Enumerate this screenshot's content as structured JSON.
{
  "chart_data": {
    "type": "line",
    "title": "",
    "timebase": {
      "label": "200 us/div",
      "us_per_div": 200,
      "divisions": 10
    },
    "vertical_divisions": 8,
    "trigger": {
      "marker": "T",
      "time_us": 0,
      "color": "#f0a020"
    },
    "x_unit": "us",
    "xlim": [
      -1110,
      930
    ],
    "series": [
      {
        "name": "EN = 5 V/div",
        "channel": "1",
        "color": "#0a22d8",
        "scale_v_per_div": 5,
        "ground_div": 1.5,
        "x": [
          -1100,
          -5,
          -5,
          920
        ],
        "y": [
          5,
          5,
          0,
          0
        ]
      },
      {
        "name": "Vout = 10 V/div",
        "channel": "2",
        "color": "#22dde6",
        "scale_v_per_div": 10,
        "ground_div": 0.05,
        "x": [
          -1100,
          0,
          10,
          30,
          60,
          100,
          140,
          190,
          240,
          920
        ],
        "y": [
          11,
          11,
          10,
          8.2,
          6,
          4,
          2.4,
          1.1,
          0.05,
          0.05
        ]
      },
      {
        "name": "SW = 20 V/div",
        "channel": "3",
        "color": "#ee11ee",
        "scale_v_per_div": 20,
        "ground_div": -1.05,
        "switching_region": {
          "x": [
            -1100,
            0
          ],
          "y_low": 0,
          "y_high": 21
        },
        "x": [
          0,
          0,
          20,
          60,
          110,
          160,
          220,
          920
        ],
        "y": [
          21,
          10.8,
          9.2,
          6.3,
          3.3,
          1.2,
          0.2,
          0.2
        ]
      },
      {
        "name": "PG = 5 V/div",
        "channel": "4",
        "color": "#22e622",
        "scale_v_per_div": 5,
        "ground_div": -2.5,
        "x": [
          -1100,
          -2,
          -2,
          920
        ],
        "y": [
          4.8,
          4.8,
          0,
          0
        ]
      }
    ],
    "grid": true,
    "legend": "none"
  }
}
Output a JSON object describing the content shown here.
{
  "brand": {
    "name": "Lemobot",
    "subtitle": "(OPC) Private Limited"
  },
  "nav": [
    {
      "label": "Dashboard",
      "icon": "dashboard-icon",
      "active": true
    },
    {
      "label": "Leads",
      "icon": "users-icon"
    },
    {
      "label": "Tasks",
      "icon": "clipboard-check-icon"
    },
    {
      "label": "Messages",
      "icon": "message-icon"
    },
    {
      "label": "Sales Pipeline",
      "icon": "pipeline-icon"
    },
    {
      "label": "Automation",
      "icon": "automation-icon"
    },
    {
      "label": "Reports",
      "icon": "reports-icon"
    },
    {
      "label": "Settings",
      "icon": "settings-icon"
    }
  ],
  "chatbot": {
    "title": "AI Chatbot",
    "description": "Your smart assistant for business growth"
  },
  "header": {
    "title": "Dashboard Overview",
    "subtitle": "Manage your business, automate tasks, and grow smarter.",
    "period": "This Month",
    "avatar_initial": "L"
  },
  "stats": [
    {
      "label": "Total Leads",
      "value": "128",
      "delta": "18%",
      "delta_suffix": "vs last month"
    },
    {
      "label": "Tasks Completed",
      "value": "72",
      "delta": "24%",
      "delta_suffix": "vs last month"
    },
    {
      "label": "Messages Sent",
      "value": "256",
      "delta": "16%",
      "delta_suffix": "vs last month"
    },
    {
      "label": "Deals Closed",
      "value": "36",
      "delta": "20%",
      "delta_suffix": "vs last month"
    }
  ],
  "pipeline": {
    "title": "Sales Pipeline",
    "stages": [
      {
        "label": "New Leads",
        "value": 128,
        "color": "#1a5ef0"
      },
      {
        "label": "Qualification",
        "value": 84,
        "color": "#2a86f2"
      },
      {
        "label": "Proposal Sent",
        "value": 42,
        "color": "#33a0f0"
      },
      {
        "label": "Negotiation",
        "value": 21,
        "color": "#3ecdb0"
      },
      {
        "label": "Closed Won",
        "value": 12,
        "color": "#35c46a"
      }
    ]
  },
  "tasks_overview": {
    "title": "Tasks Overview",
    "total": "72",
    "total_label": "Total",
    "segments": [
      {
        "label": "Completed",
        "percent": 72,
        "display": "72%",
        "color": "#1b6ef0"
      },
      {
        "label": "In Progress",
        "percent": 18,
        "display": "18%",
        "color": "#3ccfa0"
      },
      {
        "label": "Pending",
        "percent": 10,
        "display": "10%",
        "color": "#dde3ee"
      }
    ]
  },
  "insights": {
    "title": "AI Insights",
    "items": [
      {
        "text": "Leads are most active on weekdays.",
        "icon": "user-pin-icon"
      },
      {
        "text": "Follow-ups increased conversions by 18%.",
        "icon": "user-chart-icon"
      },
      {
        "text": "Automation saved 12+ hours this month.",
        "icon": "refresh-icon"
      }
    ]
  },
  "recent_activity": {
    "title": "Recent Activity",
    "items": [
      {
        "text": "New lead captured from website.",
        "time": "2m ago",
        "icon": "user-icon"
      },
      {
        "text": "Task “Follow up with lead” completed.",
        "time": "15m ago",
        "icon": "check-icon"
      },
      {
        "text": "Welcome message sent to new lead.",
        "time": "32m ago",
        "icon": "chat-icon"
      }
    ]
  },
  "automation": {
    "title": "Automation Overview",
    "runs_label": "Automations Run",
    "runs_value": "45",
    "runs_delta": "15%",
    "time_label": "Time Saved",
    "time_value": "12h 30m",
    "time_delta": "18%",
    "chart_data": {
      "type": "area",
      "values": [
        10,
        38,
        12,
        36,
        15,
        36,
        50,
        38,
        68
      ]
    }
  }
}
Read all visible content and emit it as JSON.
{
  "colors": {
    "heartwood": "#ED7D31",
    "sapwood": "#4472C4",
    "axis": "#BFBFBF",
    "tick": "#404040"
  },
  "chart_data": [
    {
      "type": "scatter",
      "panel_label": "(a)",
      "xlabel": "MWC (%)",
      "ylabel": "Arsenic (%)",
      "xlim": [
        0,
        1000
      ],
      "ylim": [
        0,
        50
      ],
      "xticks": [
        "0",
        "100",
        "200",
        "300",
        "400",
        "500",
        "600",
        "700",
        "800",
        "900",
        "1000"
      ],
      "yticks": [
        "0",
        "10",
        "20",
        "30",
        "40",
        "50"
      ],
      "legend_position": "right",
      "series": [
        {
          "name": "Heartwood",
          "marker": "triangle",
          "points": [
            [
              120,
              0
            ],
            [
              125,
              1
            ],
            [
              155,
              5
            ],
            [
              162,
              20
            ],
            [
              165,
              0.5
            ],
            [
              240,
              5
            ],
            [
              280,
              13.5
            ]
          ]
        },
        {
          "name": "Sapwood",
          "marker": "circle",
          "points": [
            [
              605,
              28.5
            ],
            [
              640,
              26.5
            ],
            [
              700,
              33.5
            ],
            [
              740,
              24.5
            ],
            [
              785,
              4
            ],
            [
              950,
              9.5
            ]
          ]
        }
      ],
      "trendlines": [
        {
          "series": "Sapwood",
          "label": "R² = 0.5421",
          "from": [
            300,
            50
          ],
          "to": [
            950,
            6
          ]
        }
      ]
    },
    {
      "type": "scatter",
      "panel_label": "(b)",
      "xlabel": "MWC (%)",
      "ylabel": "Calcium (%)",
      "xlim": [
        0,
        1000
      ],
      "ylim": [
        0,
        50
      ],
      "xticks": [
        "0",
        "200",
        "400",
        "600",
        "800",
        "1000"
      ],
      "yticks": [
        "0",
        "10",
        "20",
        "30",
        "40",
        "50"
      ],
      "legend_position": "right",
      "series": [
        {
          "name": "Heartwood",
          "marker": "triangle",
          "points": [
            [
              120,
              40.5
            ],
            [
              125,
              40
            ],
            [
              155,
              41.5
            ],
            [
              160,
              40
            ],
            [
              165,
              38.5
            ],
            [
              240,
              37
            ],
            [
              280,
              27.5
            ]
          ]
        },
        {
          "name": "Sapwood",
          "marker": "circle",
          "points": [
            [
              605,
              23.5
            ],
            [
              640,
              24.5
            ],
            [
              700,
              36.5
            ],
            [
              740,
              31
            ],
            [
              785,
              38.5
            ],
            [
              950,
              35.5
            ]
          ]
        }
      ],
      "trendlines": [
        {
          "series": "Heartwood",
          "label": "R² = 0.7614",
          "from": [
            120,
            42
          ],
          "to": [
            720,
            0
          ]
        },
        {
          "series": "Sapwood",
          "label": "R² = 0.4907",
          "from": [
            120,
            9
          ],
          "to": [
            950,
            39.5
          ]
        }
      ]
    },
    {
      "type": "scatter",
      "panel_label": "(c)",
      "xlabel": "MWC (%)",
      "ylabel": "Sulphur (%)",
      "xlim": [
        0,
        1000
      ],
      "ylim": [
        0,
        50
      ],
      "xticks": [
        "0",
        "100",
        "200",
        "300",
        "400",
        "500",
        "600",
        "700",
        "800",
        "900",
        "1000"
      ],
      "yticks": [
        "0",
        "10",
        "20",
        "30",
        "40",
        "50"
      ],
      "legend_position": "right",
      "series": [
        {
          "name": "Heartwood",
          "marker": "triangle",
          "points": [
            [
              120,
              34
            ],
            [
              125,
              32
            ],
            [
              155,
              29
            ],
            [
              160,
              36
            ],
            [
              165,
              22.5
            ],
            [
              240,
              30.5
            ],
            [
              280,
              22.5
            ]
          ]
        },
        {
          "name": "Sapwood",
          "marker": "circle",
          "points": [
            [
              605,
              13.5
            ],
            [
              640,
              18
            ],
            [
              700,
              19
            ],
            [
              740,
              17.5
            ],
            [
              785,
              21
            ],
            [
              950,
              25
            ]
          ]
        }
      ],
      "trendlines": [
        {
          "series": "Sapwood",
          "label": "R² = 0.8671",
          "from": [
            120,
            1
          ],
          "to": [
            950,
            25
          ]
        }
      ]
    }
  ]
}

——

▶ _YOUR GOAL_: Only a number is needed: how many lines of the material above contain "JSON"?

▶ _COMPLETE OUTPUT_: 3